#### RECORDS SHOWN
******

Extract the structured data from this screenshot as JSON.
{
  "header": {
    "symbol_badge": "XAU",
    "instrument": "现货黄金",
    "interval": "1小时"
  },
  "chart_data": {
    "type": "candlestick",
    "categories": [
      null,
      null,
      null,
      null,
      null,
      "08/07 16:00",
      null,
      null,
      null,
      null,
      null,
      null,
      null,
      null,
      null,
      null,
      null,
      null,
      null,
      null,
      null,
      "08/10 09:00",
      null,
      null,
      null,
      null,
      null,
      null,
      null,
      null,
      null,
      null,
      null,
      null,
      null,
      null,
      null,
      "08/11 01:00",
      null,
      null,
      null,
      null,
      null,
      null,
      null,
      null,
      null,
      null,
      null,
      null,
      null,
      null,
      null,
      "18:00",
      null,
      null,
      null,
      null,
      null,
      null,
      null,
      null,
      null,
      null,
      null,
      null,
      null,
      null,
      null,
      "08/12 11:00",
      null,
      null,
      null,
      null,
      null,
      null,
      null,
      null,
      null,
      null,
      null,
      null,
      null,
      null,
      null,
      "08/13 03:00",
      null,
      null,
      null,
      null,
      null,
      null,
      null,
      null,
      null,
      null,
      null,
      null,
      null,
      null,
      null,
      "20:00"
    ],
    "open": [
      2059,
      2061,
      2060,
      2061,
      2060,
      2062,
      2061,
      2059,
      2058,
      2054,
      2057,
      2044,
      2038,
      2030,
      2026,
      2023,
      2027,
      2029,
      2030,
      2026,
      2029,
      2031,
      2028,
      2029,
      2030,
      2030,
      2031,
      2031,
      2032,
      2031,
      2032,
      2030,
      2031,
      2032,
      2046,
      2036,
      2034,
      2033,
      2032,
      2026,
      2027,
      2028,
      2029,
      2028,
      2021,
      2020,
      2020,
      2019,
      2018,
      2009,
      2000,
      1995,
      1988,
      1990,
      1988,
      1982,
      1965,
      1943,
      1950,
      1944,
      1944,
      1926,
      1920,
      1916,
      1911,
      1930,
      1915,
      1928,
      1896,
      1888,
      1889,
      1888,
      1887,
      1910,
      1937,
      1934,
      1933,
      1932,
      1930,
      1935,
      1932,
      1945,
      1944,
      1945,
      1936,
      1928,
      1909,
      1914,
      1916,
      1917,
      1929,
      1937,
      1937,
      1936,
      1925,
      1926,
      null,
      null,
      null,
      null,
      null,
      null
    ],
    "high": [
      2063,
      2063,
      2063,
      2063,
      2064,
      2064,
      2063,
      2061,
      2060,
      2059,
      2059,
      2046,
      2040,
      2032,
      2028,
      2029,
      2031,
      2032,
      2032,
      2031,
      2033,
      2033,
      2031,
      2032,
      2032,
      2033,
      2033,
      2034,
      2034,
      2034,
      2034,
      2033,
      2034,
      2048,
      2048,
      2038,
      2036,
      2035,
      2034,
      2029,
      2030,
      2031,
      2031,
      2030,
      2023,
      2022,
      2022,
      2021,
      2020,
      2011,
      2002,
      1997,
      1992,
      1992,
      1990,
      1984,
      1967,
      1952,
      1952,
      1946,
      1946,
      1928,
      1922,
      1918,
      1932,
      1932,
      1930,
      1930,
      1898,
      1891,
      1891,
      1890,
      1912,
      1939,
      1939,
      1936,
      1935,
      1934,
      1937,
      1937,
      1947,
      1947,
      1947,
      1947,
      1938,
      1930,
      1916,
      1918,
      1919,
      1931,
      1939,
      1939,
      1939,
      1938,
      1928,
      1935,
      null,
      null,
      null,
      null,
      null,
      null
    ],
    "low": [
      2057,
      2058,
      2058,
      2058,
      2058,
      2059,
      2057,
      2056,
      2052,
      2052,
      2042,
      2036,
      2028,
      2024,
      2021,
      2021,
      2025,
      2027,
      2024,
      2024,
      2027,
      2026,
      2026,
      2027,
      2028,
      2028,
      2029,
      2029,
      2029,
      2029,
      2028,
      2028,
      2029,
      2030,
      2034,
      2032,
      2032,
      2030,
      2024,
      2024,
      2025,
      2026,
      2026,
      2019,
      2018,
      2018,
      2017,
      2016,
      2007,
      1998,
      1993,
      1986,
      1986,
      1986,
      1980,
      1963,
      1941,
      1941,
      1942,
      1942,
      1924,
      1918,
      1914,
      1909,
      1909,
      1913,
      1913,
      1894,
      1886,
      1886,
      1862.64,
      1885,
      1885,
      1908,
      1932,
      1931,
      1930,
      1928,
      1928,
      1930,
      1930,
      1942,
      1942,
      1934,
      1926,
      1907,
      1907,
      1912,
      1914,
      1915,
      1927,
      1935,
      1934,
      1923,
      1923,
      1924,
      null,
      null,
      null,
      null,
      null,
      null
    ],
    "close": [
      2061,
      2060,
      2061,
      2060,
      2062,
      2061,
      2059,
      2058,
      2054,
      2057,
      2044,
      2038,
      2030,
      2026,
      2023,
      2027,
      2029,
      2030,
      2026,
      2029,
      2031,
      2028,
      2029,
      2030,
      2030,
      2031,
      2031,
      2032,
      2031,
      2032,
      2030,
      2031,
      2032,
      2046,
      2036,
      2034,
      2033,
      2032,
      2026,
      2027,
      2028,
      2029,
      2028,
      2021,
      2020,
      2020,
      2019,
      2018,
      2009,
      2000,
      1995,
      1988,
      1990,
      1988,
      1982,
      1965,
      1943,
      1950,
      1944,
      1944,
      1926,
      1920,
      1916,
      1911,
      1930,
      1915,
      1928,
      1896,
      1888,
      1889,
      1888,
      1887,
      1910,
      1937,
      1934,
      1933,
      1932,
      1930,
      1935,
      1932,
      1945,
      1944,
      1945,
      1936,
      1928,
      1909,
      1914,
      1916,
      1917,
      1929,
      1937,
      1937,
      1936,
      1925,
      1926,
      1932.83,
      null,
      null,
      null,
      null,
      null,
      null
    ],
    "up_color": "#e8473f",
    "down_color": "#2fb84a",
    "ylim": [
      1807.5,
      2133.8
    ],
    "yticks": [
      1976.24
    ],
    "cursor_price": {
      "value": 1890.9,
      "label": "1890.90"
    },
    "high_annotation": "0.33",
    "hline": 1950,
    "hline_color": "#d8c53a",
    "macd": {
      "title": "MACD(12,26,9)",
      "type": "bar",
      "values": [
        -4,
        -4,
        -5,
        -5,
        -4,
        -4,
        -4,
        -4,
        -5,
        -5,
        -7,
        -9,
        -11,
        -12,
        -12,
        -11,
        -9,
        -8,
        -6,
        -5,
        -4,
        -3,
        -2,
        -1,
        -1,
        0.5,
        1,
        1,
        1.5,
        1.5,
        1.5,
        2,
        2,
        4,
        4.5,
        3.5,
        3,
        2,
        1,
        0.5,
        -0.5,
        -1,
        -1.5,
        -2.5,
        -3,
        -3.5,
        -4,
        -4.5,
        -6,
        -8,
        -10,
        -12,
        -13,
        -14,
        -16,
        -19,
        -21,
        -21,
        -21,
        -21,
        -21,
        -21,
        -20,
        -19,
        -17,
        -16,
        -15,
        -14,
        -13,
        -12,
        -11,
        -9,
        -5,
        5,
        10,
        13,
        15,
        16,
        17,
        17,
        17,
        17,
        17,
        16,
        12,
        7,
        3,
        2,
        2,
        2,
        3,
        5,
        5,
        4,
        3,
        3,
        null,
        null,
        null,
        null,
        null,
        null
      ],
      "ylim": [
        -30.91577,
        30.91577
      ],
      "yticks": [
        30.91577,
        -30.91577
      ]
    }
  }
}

******

#### WHAT IS REQUIRED
Reproduce all of the material above word for word.

#### REPLY
Extract the structured data from this screenshot as JSON.
{
  "header": {
    "symbol_badge": "XAU",
    "instrument": "现货黄金",
    "interval": "1小时"
  },
  "chart_data": {
    "type": "candlestick",
    "categories": [
      null,
      null,
      null,
      null,
      null,
      "08/07 16:00",
      null,
      null,
      null,
      null,
      null,
      null,
      null,
      null,
      null,
      null,
      null,
      null,
      null,
      null,
      null,
      "08/10 09:00",
      null,
      null,
      null,
      null,
      null,
      null,
      null,
      null,
      null,
      null,
      null,
      null,
      null,
      null,
      null,
      "08/11 01:00",
      null,
      null,
      null,
      null,
      null,
      null,
      null,
      null,
      null,
      null,
      null,
      null,
      null,
      null,
      null,
      "18:00",
      null,
      null,
      null,
      null,
      null,
      null,
      null,
      null,
      null,
      null,
      null,
      null,
      null,
      null,
      null,
      "08/12 11:00",
      null,
      null,
      null,
      null,
      null,
      null,
      null,
      null,
      null,
      null,
      null,
      null,
      null,
      null,
      null,
      "08/13 03:00",
      null,
      null,
      null,
      null,
      null,
      null,
      null,
      null,
      null,
      null,
      null,
      null,
      null,
      null,
      null,
      "20:00"
    ],
    "open": [
      2059,
      2061,
      2060,
      2061,
      2060,
      2062,
      2061,
      2059,
      2058,
      2054,
      2057,
      2044,
      2038,
      2030,
      2026,
      2023,
      2027,
      2029,
      2030,
      2026,
      2029,
      2031,
      2028,
      2029,
      2030,
      2030,
      2031,
      2031,
      2032,
      2031,
      2032,
      2030,
      2031,
      2032,
      2046,
      2036,
      2034,
      2033,
      2032,
      2026,
      2027,
      2028,
      2029,
      2028,
      2021,
      2020,
      2020,
      2019,
      2018,
      2009,
      2000,
      1995,
      1988,
      1990,
      1988,
      1982,
      1965,
      1943,
      1950,
      1944,
      1944,
      1926,
      1920,
      1916,
      1911,
      1930,
      1915,
      1928,
      1896,
      1888,
      1889,
      1888,
      1887,
      1910,
      1937,
      1934,
      1933,
      1932,
      1930,
      1935,
      1932,
      1945,
      1944,
      1945,
      1936,
      1928,
      1909,
      1914,
      1916,
      1917,
      1929,
      1937,
      1937,
      1936,
      1925,
      1926,
      null,
      null,
      null,
      null,
      null,
      null
    ],
    "high": [
      2063,
      2063,
      2063,
      2063,
      2064,
      2064,
      2063,
      2061,
      2060,
      2059,
      2059,
      2046,
      2040,
      2032,
      2028,
      2029,
      2031,
      2032,
      2032,
      2031,
      2033,
      2033,
      2031,
      2032,
      2032,
      2033,
      2033,
      2034,
      2034,
      2034,
      2034,
      2033,
      2034,
      2048,
      2048,
      2038,
      2036,
      2035,
      2034,
      2029,
      2030,
      2031,
      2031,
      2030,
      2023,
      2022,
      2022,
      2021,
      2020,
      2011,
      2002,
      1997,
      1992,
      1992,
      1990,
      1984,
      1967,
      1952,
      1952,
      1946,
      1946,
      1928,
      1922,
      1918,
      1932,
      1932,
      1930,
      1930,
      1898,
      1891,
      1891,
      1890,
      1912,
      1939,
      1939,
      1936,
      1935,
      1934,
      1937,
      1937,
      1947,
      1947,
      1947,
      1947,
      1938,
      1930,
      1916,
      1918,
      1919,
      1931,
      1939,
      1939,
      1939,
      1938,
      1928,
      1935,
      null,
      null,
      null,
      null,
      null,
      null
    ],
    "low": [
      2057,
      2058,
      2058,
      2058,
      2058,
      2059,
      2057,
      2056,
      2052,
      2052,
      2042,
      2036,
      2028,
      2024,
      2021,
      2021,
      2025,
      2027,
      2024,
      2024,
      2027,
      2026,
      2026,
      2027,
      2028,
      2028,
      2029,
      2029,
      2029,
      2029,
      2028,
      2028,
      2029,
      2030,
      2034,
      2032,
      2032,
      2030,
      2024,
      2024,
      2025,
      2026,
      2026,
      2019,
      2018,
      2018,
      2017,
      2016,
      2007,
      1998,
      1993,
      1986,
      1986,
      1986,
      1980,
      1963,
      1941,
      1941,
      1942,
      1942,
      1924,
      1918,
      1914,
      1909,
      1909,
      1913,
      1913,
      1894,
      1886,
      1886,
      1862.64,
      1885,
      1885,
      1908,
      1932,
      1931,
      1930,
      1928,
      1928,
      1930,
      1930,
      1942,
      1942,
      1934,
      1926,
      1907,
      1907,
      1912,
      1914,
      1915,
      1927,
      1935,
      1934,
      1923,
      1923,
      1924,
      null,
      null,
      null,
      null,
      null,
      null
    ],
    "close": [
      2061,
      2060,
      2061,
      2060,
      2062,
      2061,
      2059,
      2058,
      2054,
      2057,
      2044,
      2038,
      2030,
      2026,
      2023,
      2027,
      2029,
      2030,
      2026,
      2029,
      2031,
      2028,
      2029,
      2030,
      2030,
      2031,
      2031,
      2032,
      2031,
      2032,
      2030,
      2031,
      2032,
      2046,
      2036,
      2034,
      2033,
      2032,
      2026,
      2027,
      2028,
      2029,
      2028,
      2021,
      2020,
      2020,
      2019,
      2018,
      2009,
      2000,
      1995,
      1988,
      1990,
      1988,
      1982,
      1965,
      1943,
      1950,
      1944,
      1944,
      1926,
      1920,
      1916,
      1911,
      1930,
      1915,
      1928,
      1896,
      1888,
      1889,
      1888,
      1887,
      1910,
      1937,
      1934,
      1933,
      1932,
      1930,
      1935,
      1932,
      1945,
      1944,
      1945,
      1936,
      1928,
      1909,
      1914,
      1916,
      1917,
      1929,
      1937,
      1937,
      1936,
      1925,
      1926,
      1932.83,
      null,
      null,
      null,
      null,
      null,
      null
    ],
    "up_color": "#e8473f",
    "down_color": "#2fb84a",
    "ylim": [
      1807.5,
      2133.8
    ],
    "yticks": [
      1976.24
    ],
    "cursor_price": {
      "value": 1890.9,
      "label": "1890.90"
    },
    "high_annotation": "0.33",
    "hline": 1950,
    "hline_color": "#d8c53a",
    "macd": {
      "title": "MACD(12,26,9)",
      "type": "bar",
      "values": [
        -4,
        -4,
        -5,
        -5,
        -4,
        -4,
        -4,
        -4,
        -5,
        -5,
        -7,
        -9,
        -11,
        -12,
        -12,
        -11,
        -9,
        -8,
        -6,
        -5,
        -4,
        -3,
        -2,
        -1,
        -1,
        0.5,
        1,
        1,
        1.5,
        1.5,
        1.5,
        2,
        2,
        4,
        4.5,
        3.5,
        3,
        2,
        1,
        0.5,
        -0.5,
        -1,
        -1.5,
        -2.5,
        -3,
        -3.5,
        -4,
        -4.5,
        -6,
        -8,
        -10,
        -12,
        -13,
        -14,
        -16,
        -19,
        -21,
        -21,
        -21,
        -21,
        -21,
        -21,
        -20,
        -19,
        -17,
        -16,
        -15,
        -14,
        -13,
        -12,
        -11,
        -9,
        -5,
        5,
        10,
        13,
        15,
        16,
        17,
        17,
        17,
        17,
        17,
        16,
        12,
        7,
        3,
        2,
        2,
        2,
        3,
        5,
        5,
        4,
        3,
        3,
        null,
        null,
        null,
        null,
        null,
        null
      ],
      "ylim": [
        -30.91577,
        30.91577
      ],
      "yticks": [
        30.91577,
        -30.91577
      ]
    }
  }
}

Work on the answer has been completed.